(Data items)
========================================================================

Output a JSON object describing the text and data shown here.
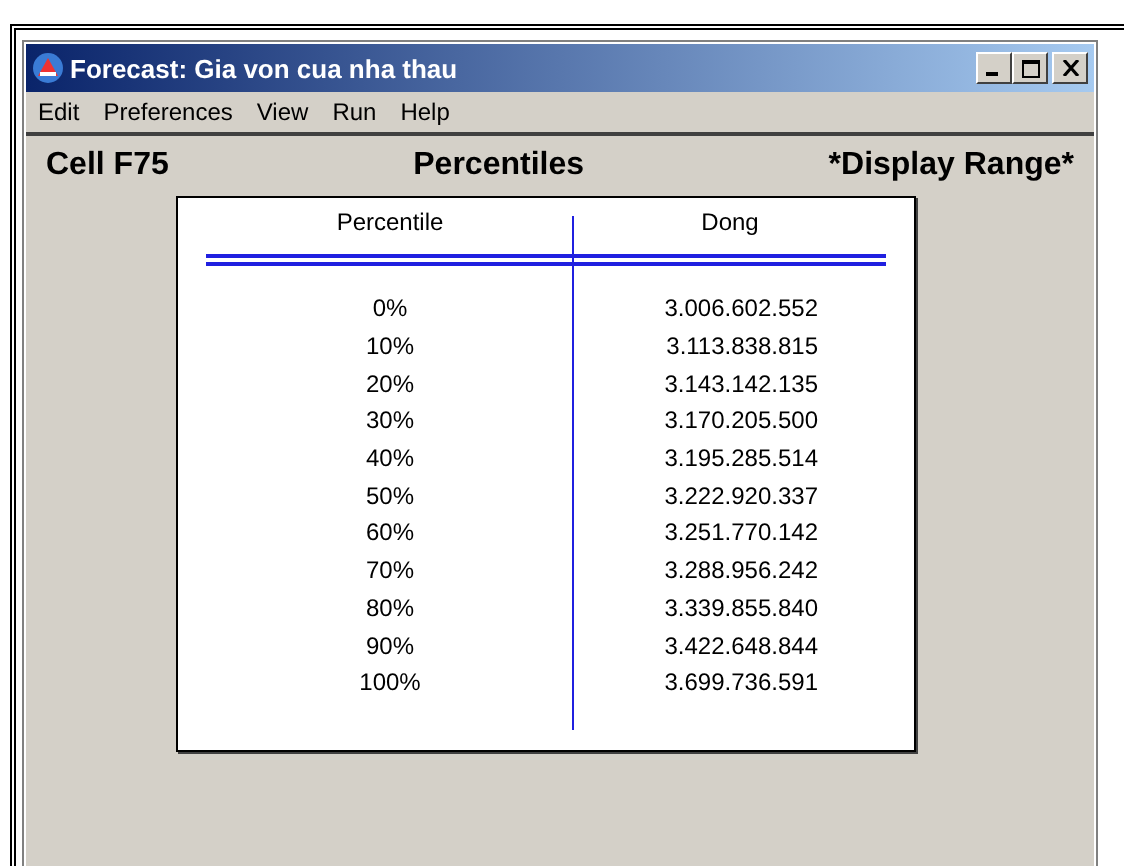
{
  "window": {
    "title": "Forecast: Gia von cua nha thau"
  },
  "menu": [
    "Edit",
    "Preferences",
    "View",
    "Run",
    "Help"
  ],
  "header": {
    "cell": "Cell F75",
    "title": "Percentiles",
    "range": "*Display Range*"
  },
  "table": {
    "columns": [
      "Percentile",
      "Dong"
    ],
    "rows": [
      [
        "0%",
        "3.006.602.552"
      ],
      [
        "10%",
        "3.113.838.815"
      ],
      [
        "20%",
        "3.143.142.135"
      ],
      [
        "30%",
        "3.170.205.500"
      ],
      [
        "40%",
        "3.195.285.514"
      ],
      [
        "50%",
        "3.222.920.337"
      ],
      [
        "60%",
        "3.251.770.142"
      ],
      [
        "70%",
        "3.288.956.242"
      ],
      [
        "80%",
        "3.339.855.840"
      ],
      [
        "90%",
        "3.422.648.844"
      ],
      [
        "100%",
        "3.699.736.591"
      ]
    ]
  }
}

========================================================================

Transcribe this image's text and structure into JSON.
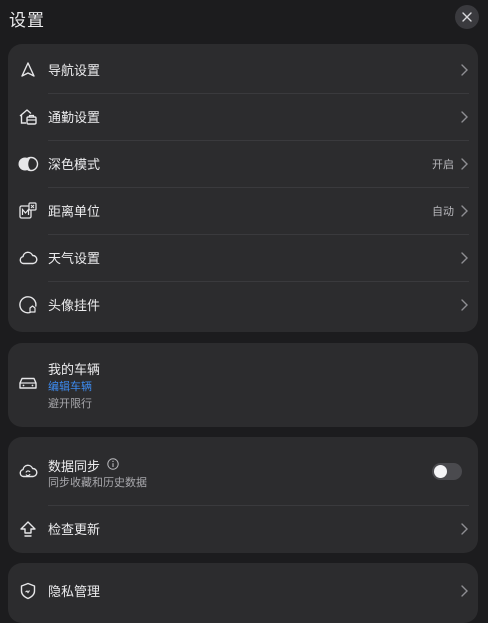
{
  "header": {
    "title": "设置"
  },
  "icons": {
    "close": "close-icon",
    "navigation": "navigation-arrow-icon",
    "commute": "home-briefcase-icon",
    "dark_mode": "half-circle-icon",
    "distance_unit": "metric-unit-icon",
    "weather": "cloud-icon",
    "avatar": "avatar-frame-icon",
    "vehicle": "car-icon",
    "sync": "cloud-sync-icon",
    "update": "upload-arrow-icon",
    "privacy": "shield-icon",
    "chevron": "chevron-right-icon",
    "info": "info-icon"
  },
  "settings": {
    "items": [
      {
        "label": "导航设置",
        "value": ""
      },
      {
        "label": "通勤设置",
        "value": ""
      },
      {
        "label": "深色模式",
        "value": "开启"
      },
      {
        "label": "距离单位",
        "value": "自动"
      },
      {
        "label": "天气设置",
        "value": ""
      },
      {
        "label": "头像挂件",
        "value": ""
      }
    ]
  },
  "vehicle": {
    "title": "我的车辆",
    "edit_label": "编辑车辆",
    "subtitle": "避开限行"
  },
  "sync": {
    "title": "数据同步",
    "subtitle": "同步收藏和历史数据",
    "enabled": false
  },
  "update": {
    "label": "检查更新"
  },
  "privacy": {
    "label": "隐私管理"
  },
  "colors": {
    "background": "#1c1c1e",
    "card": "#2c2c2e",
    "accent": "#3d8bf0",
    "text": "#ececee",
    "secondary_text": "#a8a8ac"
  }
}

========================================================================

_The request_
Check each line of the records above for the string "cloud", and report every line that has it.

_Solution_
    "weather": "cloud-icon",
    "sync": "cloud-sync-icon",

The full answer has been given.